Given records:

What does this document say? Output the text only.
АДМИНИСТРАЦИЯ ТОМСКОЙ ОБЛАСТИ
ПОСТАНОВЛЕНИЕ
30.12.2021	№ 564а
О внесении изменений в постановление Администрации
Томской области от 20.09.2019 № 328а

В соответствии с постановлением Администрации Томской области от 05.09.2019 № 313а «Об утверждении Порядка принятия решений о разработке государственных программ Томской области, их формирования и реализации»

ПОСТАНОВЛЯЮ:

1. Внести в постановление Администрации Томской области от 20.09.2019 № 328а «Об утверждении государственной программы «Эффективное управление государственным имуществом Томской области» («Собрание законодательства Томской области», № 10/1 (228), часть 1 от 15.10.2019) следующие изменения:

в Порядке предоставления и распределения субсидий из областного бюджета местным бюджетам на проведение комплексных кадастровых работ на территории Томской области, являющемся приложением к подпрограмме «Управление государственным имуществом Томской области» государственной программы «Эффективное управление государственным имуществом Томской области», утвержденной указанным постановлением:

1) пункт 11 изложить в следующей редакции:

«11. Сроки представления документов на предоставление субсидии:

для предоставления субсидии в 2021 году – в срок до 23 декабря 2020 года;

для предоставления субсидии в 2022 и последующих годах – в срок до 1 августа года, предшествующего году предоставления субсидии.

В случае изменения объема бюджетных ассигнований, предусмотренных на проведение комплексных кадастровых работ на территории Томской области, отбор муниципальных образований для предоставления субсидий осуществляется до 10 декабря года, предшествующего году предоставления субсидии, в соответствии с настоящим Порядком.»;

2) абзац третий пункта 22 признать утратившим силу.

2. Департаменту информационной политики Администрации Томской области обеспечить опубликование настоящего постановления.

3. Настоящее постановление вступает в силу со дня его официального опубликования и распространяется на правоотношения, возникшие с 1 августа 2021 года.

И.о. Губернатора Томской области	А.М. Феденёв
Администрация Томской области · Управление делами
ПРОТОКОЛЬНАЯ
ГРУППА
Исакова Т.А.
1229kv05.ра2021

Written problem: In the entries above, some lines may contain the string "августа"; report how many, without additional comment.

Correct result: 2